**Entries provided:**
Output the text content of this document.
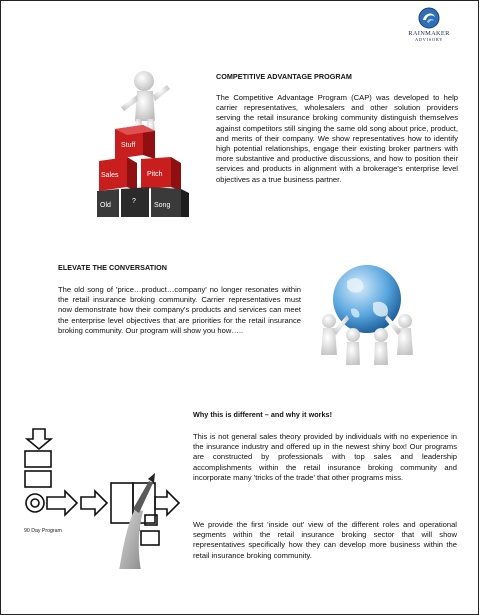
RAINMAKER
ADVISORY
Stuff
Sales	Pitch
Old
?
Song
COMPETITIVE ADVANTAGE PROGRAM

The Competitive Advantage Program (CAP) was developed to help carrier representatives, wholesalers and other solution providers serving the retail insurance broking community distinguish themselves against competitors still singing the same old song about price, product, and merits of their company. We show representatives how to identify high potential relationships, engage their existing broker partners with more substantive and productive discussions, and how to position their services and products in alignment with a brokerage's enterprise level objectives as a true business partner.

ELEVATE THE CONVERSATION

The old song of 'price…product…company' no longer resonates within the retail insurance broking community. Carrier representatives must now demonstrate how their company's products and services can meet the enterprise level objectives that are priorities for the retail insurance broking community. Our program will show you how…..

Why this is different – and why it works!

This is not general sales theory provided by individuals with no experience in the insurance industry and offered up in the newest shiny box! Our programs are constructed by professionals with top sales and leadership accomplishments within the retail insurance broking community and incorporate many 'tricks of the trade' that other programs miss.

We provide the first 'inside out' view of the different roles and operational segments within the retail insurance broking sector that will show representatives specifically how they can develop more business within the retail insurance broking community.

90 Day Program
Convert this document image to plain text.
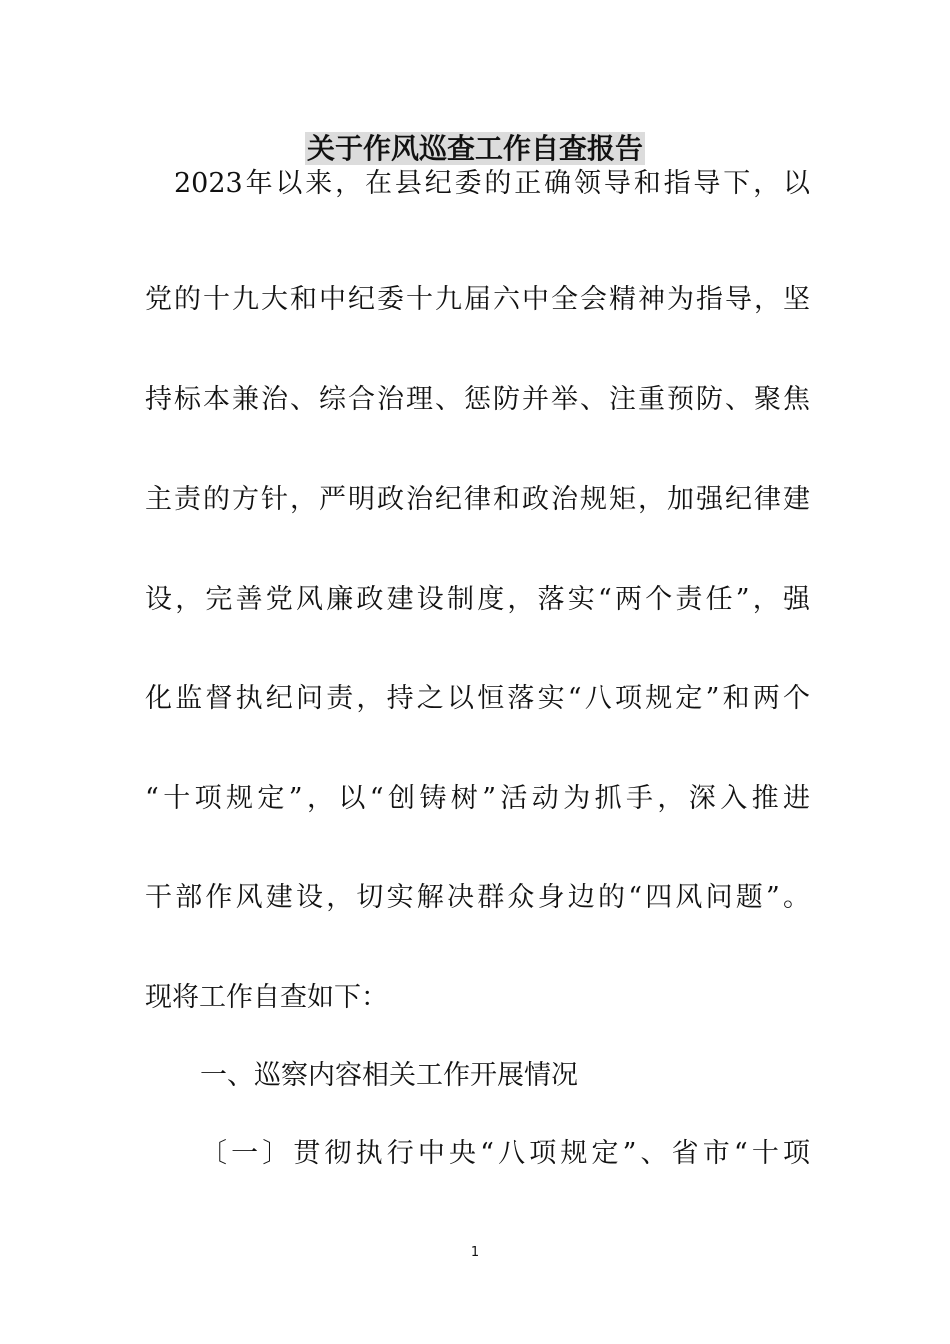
关于作风巡查工作自查报告
2023年以来，在县纪委的正确领导和指导下，以
党的十九大和中纪委十九届六中全会精神为指导，坚
持标本兼治、综合治理、惩防并举、注重预防、聚焦
主责的方针，严明政治纪律和政治规矩，加强纪律建
设，完善党风廉政建设制度，落实“两个责任”，强
化监督执纪问责，持之以恒落实“八项规定”和两个
“十项规定”，以“创铸树”活动为抓手，深入推进
干部作风建设，切实解决群众身边的“四风问题”。
现将工作自查如下：
一、巡察内容相关工作开展情况
〔一〕贯彻执行中央“八项规定”、省市“十项
1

**Exercise instructions:** Extract the full listing exactly, with the pictures left out.

**Written answer:**
Output the text content of this document.
RAINMAKER
ADVISORY
Stuff
Sales	Pitch
Old
?
Song
COMPETITIVE ADVANTAGE PROGRAM

The Competitive Advantage Program (CAP) was developed to help carrier representatives, wholesalers and other solution providers serving the retail insurance broking community distinguish themselves against competitors still singing the same old song about price, product, and merits of their company. We show representatives how to identify high potential relationships, engage their existing broker partners with more substantive and productive discussions, and how to position their services and products in alignment with a brokerage's enterprise level objectives as a true business partner.

ELEVATE THE CONVERSATION

The old song of 'price…product…company' no longer resonates within the retail insurance broking community. Carrier representatives must now demonstrate how their company's products and services can meet the enterprise level objectives that are priorities for the retail insurance broking community. Our program will show you how…..

Why this is different – and why it works!

This is not general sales theory provided by individuals with no experience in the insurance industry and offered up in the newest shiny box! Our programs are constructed by professionals with top sales and leadership accomplishments within the retail insurance broking community and incorporate many 'tricks of the trade' that other programs miss.

We provide the first 'inside out' view of the different roles and operational segments within the retail insurance broking sector that will show representatives specifically how they can develop more business within the retail insurance broking community.

90 Day Program
Convert this document image to plain text.
关于作风巡查工作自查报告
2023年以来，在县纪委的正确领导和指导下，以
党的十九大和中纪委十九届六中全会精神为指导，坚
持标本兼治、综合治理、惩防并举、注重预防、聚焦
主责的方针，严明政治纪律和政治规矩，加强纪律建
设，完善党风廉政建设制度，落实“两个责任”，强
化监督执纪问责，持之以恒落实“八项规定”和两个
“十项规定”，以“创铸树”活动为抓手，深入推进
干部作风建设，切实解决群众身边的“四风问题”。
现将工作自查如下：
一、巡察内容相关工作开展情况
〔一〕贯彻执行中央“八项规定”、省市“十项
1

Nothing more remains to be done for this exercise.